Copy out all of the material exactly.

### Available data
^^^^

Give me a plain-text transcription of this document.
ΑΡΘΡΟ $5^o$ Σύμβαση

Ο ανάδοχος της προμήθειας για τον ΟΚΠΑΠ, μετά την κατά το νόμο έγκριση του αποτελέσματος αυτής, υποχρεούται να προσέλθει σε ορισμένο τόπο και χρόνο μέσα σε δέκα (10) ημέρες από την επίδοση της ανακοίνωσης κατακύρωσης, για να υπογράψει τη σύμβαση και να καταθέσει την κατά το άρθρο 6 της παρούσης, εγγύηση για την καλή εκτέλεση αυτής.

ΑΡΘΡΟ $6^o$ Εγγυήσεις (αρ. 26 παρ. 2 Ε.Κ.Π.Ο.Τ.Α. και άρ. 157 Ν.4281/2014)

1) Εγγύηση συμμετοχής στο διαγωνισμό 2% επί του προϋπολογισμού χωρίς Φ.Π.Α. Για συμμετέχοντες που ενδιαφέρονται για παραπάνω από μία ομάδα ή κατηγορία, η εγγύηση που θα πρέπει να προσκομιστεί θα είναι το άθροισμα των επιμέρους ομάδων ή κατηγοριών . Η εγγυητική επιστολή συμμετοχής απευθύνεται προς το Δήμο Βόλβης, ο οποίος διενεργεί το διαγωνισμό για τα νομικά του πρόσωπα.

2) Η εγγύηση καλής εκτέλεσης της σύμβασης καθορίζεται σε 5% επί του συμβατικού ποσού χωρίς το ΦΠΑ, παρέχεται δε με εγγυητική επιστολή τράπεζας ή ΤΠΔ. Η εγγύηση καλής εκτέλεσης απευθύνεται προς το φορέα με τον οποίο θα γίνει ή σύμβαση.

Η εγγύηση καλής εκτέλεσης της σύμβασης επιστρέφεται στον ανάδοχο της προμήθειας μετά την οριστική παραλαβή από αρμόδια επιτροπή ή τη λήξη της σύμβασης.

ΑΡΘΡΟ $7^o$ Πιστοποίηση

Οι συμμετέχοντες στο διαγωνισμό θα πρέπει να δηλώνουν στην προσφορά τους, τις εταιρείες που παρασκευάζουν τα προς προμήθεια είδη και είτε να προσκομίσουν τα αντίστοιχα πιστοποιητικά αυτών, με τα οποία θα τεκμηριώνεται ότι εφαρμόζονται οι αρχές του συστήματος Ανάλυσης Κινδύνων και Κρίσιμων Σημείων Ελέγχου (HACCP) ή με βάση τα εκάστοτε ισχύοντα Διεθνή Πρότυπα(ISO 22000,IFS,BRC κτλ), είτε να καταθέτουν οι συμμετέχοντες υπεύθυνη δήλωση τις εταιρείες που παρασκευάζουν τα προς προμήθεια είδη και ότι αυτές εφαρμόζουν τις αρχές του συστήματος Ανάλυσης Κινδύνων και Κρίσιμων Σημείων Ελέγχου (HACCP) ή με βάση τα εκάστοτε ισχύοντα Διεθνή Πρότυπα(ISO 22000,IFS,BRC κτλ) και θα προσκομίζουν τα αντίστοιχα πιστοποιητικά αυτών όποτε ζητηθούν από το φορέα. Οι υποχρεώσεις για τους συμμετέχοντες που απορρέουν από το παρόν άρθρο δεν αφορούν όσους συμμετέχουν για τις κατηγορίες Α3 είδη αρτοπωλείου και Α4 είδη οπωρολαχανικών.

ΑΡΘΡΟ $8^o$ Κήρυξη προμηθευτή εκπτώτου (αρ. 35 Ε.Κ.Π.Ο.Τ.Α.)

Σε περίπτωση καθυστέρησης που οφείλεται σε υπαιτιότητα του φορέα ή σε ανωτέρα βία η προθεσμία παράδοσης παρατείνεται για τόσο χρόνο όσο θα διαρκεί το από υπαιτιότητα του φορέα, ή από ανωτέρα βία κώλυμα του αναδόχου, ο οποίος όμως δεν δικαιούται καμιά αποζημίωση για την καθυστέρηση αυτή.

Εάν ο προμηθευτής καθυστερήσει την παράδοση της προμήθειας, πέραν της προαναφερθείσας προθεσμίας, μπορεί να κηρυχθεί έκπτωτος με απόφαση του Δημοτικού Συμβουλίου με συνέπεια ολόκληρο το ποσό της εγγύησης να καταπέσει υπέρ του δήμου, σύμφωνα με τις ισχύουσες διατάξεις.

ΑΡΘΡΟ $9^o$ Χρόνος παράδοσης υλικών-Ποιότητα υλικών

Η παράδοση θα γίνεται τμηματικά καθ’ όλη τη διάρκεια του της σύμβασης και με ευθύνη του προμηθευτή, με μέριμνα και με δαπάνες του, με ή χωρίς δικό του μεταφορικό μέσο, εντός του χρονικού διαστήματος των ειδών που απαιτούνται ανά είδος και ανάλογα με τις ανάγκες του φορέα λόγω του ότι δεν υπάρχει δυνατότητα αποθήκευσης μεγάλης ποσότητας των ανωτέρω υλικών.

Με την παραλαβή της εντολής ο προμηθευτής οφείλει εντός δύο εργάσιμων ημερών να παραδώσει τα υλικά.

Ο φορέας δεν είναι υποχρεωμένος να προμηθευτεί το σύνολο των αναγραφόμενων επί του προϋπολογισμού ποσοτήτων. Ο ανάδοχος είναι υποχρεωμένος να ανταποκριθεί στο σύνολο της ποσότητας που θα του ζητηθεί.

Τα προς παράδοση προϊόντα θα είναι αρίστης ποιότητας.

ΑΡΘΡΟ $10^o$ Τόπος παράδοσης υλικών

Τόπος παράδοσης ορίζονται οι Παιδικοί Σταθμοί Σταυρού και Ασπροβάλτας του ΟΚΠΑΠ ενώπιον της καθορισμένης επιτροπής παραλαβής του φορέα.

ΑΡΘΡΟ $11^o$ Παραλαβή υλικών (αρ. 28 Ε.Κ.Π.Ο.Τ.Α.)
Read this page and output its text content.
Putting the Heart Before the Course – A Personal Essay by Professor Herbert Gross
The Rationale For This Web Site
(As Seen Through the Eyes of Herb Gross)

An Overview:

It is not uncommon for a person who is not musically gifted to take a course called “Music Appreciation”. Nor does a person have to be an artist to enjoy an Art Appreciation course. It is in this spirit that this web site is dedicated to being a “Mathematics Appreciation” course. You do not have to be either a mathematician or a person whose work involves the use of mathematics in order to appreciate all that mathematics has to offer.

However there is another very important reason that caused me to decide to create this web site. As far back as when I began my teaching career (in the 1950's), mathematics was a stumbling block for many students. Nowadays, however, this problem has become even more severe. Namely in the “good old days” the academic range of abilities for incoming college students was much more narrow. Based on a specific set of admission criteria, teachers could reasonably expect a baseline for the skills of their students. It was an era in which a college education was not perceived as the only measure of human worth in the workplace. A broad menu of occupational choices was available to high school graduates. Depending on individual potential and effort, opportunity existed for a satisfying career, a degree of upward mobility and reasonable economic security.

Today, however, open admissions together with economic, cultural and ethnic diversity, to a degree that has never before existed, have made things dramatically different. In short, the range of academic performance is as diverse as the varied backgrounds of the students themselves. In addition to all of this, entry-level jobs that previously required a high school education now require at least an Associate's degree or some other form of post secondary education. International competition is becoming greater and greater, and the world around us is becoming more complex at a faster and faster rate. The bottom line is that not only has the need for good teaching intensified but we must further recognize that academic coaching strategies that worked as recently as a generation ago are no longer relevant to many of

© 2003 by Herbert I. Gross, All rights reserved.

^^^^

### Solution below
Give me a plain-text transcription of this document.
ΑΡΘΡΟ $5^o$ Σύμβαση

Ο ανάδοχος της προμήθειας για τον ΟΚΠΑΠ, μετά την κατά το νόμο έγκριση του αποτελέσματος αυτής, υποχρεούται να προσέλθει σε ορισμένο τόπο και χρόνο μέσα σε δέκα (10) ημέρες από την επίδοση της ανακοίνωσης κατακύρωσης, για να υπογράψει τη σύμβαση και να καταθέσει την κατά το άρθρο 6 της παρούσης, εγγύηση για την καλή εκτέλεση αυτής.

ΑΡΘΡΟ $6^o$ Εγγυήσεις (αρ. 26 παρ. 2 Ε.Κ.Π.Ο.Τ.Α. και άρ. 157 Ν.4281/2014)

1) Εγγύηση συμμετοχής στο διαγωνισμό 2% επί του προϋπολογισμού χωρίς Φ.Π.Α. Για συμμετέχοντες που ενδιαφέρονται για παραπάνω από μία ομάδα ή κατηγορία, η εγγύηση που θα πρέπει να προσκομιστεί θα είναι το άθροισμα των επιμέρους ομάδων ή κατηγοριών . Η εγγυητική επιστολή συμμετοχής απευθύνεται προς το Δήμο Βόλβης, ο οποίος διενεργεί το διαγωνισμό για τα νομικά του πρόσωπα.

2) Η εγγύηση καλής εκτέλεσης της σύμβασης καθορίζεται σε 5% επί του συμβατικού ποσού χωρίς το ΦΠΑ, παρέχεται δε με εγγυητική επιστολή τράπεζας ή ΤΠΔ. Η εγγύηση καλής εκτέλεσης απευθύνεται προς το φορέα με τον οποίο θα γίνει ή σύμβαση.

Η εγγύηση καλής εκτέλεσης της σύμβασης επιστρέφεται στον ανάδοχο της προμήθειας μετά την οριστική παραλαβή από αρμόδια επιτροπή ή τη λήξη της σύμβασης.

ΑΡΘΡΟ $7^o$ Πιστοποίηση

Οι συμμετέχοντες στο διαγωνισμό θα πρέπει να δηλώνουν στην προσφορά τους, τις εταιρείες που παρασκευάζουν τα προς προμήθεια είδη και είτε να προσκομίσουν τα αντίστοιχα πιστοποιητικά αυτών, με τα οποία θα τεκμηριώνεται ότι εφαρμόζονται οι αρχές του συστήματος Ανάλυσης Κινδύνων και Κρίσιμων Σημείων Ελέγχου (HACCP) ή με βάση τα εκάστοτε ισχύοντα Διεθνή Πρότυπα(ISO 22000,IFS,BRC κτλ), είτε να καταθέτουν οι συμμετέχοντες υπεύθυνη δήλωση τις εταιρείες που παρασκευάζουν τα προς προμήθεια είδη και ότι αυτές εφαρμόζουν τις αρχές του συστήματος Ανάλυσης Κινδύνων και Κρίσιμων Σημείων Ελέγχου (HACCP) ή με βάση τα εκάστοτε ισχύοντα Διεθνή Πρότυπα(ISO 22000,IFS,BRC κτλ) και θα προσκομίζουν τα αντίστοιχα πιστοποιητικά αυτών όποτε ζητηθούν από το φορέα. Οι υποχρεώσεις για τους συμμετέχοντες που απορρέουν από το παρόν άρθρο δεν αφορούν όσους συμμετέχουν για τις κατηγορίες Α3 είδη αρτοπωλείου και Α4 είδη οπωρολαχανικών.

ΑΡΘΡΟ $8^o$ Κήρυξη προμηθευτή εκπτώτου (αρ. 35 Ε.Κ.Π.Ο.Τ.Α.)

Σε περίπτωση καθυστέρησης που οφείλεται σε υπαιτιότητα του φορέα ή σε ανωτέρα βία η προθεσμία παράδοσης παρατείνεται για τόσο χρόνο όσο θα διαρκεί το από υπαιτιότητα του φορέα, ή από ανωτέρα βία κώλυμα του αναδόχου, ο οποίος όμως δεν δικαιούται καμιά αποζημίωση για την καθυστέρηση αυτή.

Εάν ο προμηθευτής καθυστερήσει την παράδοση της προμήθειας, πέραν της προαναφερθείσας προθεσμίας, μπορεί να κηρυχθεί έκπτωτος με απόφαση του Δημοτικού Συμβουλίου με συνέπεια ολόκληρο το ποσό της εγγύησης να καταπέσει υπέρ του δήμου, σύμφωνα με τις ισχύουσες διατάξεις.

ΑΡΘΡΟ $9^o$ Χρόνος παράδοσης υλικών-Ποιότητα υλικών

Η παράδοση θα γίνεται τμηματικά καθ’ όλη τη διάρκεια του της σύμβασης και με ευθύνη του προμηθευτή, με μέριμνα και με δαπάνες του, με ή χωρίς δικό του μεταφορικό μέσο, εντός του χρονικού διαστήματος των ειδών που απαιτούνται ανά είδος και ανάλογα με τις ανάγκες του φορέα λόγω του ότι δεν υπάρχει δυνατότητα αποθήκευσης μεγάλης ποσότητας των ανωτέρω υλικών.

Με την παραλαβή της εντολής ο προμηθευτής οφείλει εντός δύο εργάσιμων ημερών να παραδώσει τα υλικά.

Ο φορέας δεν είναι υποχρεωμένος να προμηθευτεί το σύνολο των αναγραφόμενων επί του προϋπολογισμού ποσοτήτων. Ο ανάδοχος είναι υποχρεωμένος να ανταποκριθεί στο σύνολο της ποσότητας που θα του ζητηθεί.

Τα προς παράδοση προϊόντα θα είναι αρίστης ποιότητας.

ΑΡΘΡΟ $10^o$ Τόπος παράδοσης υλικών

Τόπος παράδοσης ορίζονται οι Παιδικοί Σταθμοί Σταυρού και Ασπροβάλτας του ΟΚΠΑΠ ενώπιον της καθορισμένης επιτροπής παραλαβής του φορέα.

ΑΡΘΡΟ $11^o$ Παραλαβή υλικών (αρ. 28 Ε.Κ.Π.Ο.Τ.Α.)
Read this page and output its text content.
Putting the Heart Before the Course – A Personal Essay by Professor Herbert Gross
The Rationale For This Web Site
(As Seen Through the Eyes of Herb Gross)

An Overview:

It is not uncommon for a person who is not musically gifted to take a course called “Music Appreciation”. Nor does a person have to be an artist to enjoy an Art Appreciation course. It is in this spirit that this web site is dedicated to being a “Mathematics Appreciation” course. You do not have to be either a mathematician or a person whose work involves the use of mathematics in order to appreciate all that mathematics has to offer.

However there is another very important reason that caused me to decide to create this web site. As far back as when I began my teaching career (in the 1950's), mathematics was a stumbling block for many students. Nowadays, however, this problem has become even more severe. Namely in the “good old days” the academic range of abilities for incoming college students was much more narrow. Based on a specific set of admission criteria, teachers could reasonably expect a baseline for the skills of their students. It was an era in which a college education was not perceived as the only measure of human worth in the workplace. A broad menu of occupational choices was available to high school graduates. Depending on individual potential and effort, opportunity existed for a satisfying career, a degree of upward mobility and reasonable economic security.

Today, however, open admissions together with economic, cultural and ethnic diversity, to a degree that has never before existed, have made things dramatically different. In short, the range of academic performance is as diverse as the varied backgrounds of the students themselves. In addition to all of this, entry-level jobs that previously required a high school education now require at least an Associate's degree or some other form of post secondary education. International competition is becoming greater and greater, and the world around us is becoming more complex at a faster and faster rate. The bottom line is that not only has the need for good teaching intensified but we must further recognize that academic coaching strategies that worked as recently as a generation ago are no longer relevant to many of

© 2003 by Herbert I. Gross, All rights reserved.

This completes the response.